[Records from a data collection]
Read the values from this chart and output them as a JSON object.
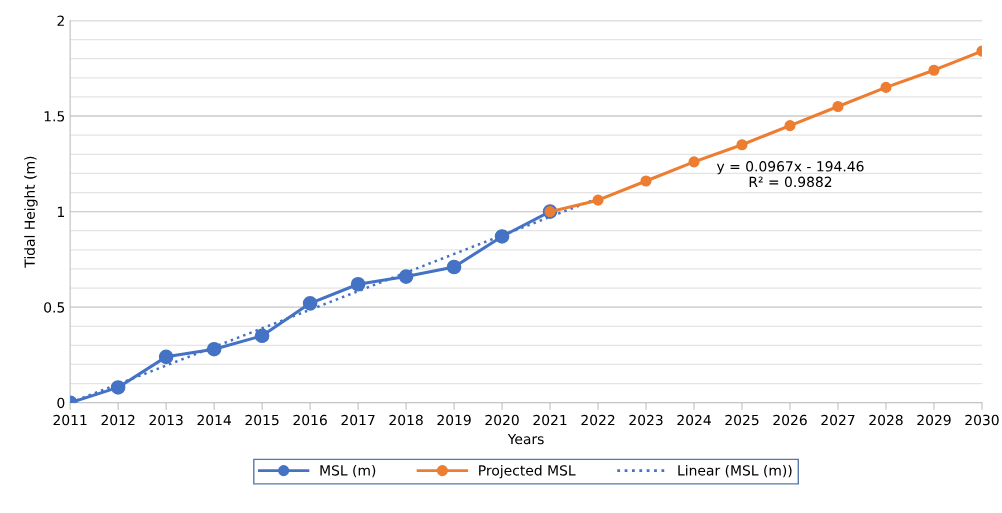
{
  "chart_data": {
    "type": "line",
    "xlabel": "Years",
    "ylabel": "Tidal Height (m)",
    "xlim": [
      2011,
      2030
    ],
    "xticks": [
      2011,
      2012,
      2013,
      2014,
      2015,
      2016,
      2017,
      2018,
      2019,
      2020,
      2021,
      2022,
      2023,
      2024,
      2025,
      2026,
      2027,
      2028,
      2029,
      2030
    ],
    "ylim": [
      0,
      2
    ],
    "yticks": [
      0,
      {
        "value": 0.1,
        "label": null
      },
      {
        "value": 0.2,
        "label": null
      },
      {
        "value": 0.3,
        "label": null
      },
      {
        "value": 0.4,
        "label": null
      },
      0.5,
      {
        "value": 0.6,
        "label": null
      },
      {
        "value": 0.7,
        "label": null
      },
      {
        "value": 0.8,
        "label": null
      },
      {
        "value": 0.9,
        "label": null
      },
      1,
      {
        "value": 1.1,
        "label": null
      },
      {
        "value": 1.2,
        "label": null
      },
      {
        "value": 1.3,
        "label": null
      },
      {
        "value": 1.4,
        "label": null
      },
      1.5,
      {
        "value": 1.6,
        "label": null
      },
      {
        "value": 1.7,
        "label": null
      },
      {
        "value": 1.8,
        "label": null
      },
      {
        "value": 1.9,
        "label": null
      },
      2
    ],
    "grid": "y",
    "legend": "bottom",
    "marker": "circle",
    "series": [
      {
        "name": "MSL (m)",
        "color": "#4472c4",
        "x": [
          2011,
          2012,
          2013,
          2014,
          2015,
          2016,
          2017,
          2018,
          2019,
          2020,
          2021
        ],
        "values": [
          0,
          0.08,
          0.24,
          0.28,
          0.35,
          0.52,
          0.62,
          0.66,
          0.71,
          0.87,
          1.0
        ]
      },
      {
        "name": "Projected MSL",
        "color": "#ed7d31",
        "x": [
          2021,
          2022,
          2023,
          2024,
          2025,
          2026,
          2027,
          2028,
          2029,
          2030
        ],
        "values": [
          1.0,
          1.06,
          1.16,
          1.26,
          1.35,
          1.45,
          1.55,
          1.65,
          1.74,
          1.84
        ]
      },
      {
        "name": "Linear (MSL (m))",
        "color": "#4472c4",
        "type": "line",
        "marker": "none",
        "line_style": "dotted",
        "x": [
          2011,
          2022
        ],
        "values": [
          0.0,
          1.07
        ]
      }
    ],
    "annotations": [
      "y = 0.0967x - 194.46\nR² = 0.9882"
    ]
  }
}
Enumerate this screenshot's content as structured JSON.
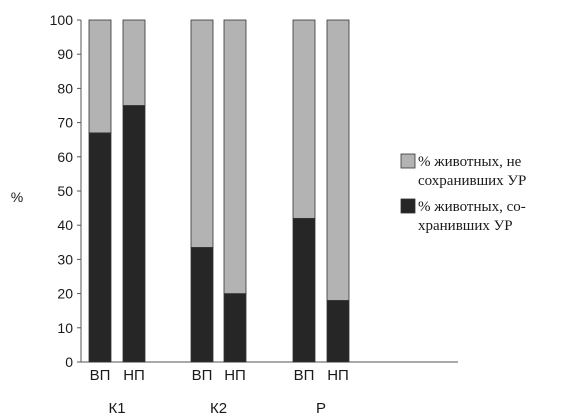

GOAL :: Repeat the records word for word. Any picture in them should be left out.

ANSWER TO THE EXERCISE ::
Read the values from this chart and output them as a JSON object.
{
  "chart_data": {
    "type": "line",
    "xlabel": "Years",
    "ylabel": "Tidal Height (m)",
    "xlim": [
      2011,
      2030
    ],
    "xticks": [
      2011,
      2012,
      2013,
      2014,
      2015,
      2016,
      2017,
      2018,
      2019,
      2020,
      2021,
      2022,
      2023,
      2024,
      2025,
      2026,
      2027,
      2028,
      2029,
      2030
    ],
    "ylim": [
      0,
      2
    ],
    "yticks": [
      0,
      {
        "value": 0.1,
        "label": null
      },
      {
        "value": 0.2,
        "label": null
      },
      {
        "value": 0.3,
        "label": null
      },
      {
        "value": 0.4,
        "label": null
      },
      0.5,
      {
        "value": 0.6,
        "label": null
      },
      {
        "value": 0.7,
        "label": null
      },
      {
        "value": 0.8,
        "label": null
      },
      {
        "value": 0.9,
        "label": null
      },
      1,
      {
        "value": 1.1,
        "label": null
      },
      {
        "value": 1.2,
        "label": null
      },
      {
        "value": 1.3,
        "label": null
      },
      {
        "value": 1.4,
        "label": null
      },
      1.5,
      {
        "value": 1.6,
        "label": null
      },
      {
        "value": 1.7,
        "label": null
      },
      {
        "value": 1.8,
        "label": null
      },
      {
        "value": 1.9,
        "label": null
      },
      2
    ],
    "grid": "y",
    "legend": "bottom",
    "marker": "circle",
    "series": [
      {
        "name": "MSL (m)",
        "color": "#4472c4",
        "x": [
          2011,
          2012,
          2013,
          2014,
          2015,
          2016,
          2017,
          2018,
          2019,
          2020,
          2021
        ],
        "values": [
          0,
          0.08,
          0.24,
          0.28,
          0.35,
          0.52,
          0.62,
          0.66,
          0.71,
          0.87,
          1.0
        ]
      },
      {
        "name": "Projected MSL",
        "color": "#ed7d31",
        "x": [
          2021,
          2022,
          2023,
          2024,
          2025,
          2026,
          2027,
          2028,
          2029,
          2030
        ],
        "values": [
          1.0,
          1.06,
          1.16,
          1.26,
          1.35,
          1.45,
          1.55,
          1.65,
          1.74,
          1.84
        ]
      },
      {
        "name": "Linear (MSL (m))",
        "color": "#4472c4",
        "type": "line",
        "marker": "none",
        "line_style": "dotted",
        "x": [
          2011,
          2022
        ],
        "values": [
          0.0,
          1.07
        ]
      }
    ],
    "annotations": [
      "y = 0.0967x - 194.46\nR² = 0.9882"
    ]
  }
}
Enumerate this screenshot's content as structured JSON.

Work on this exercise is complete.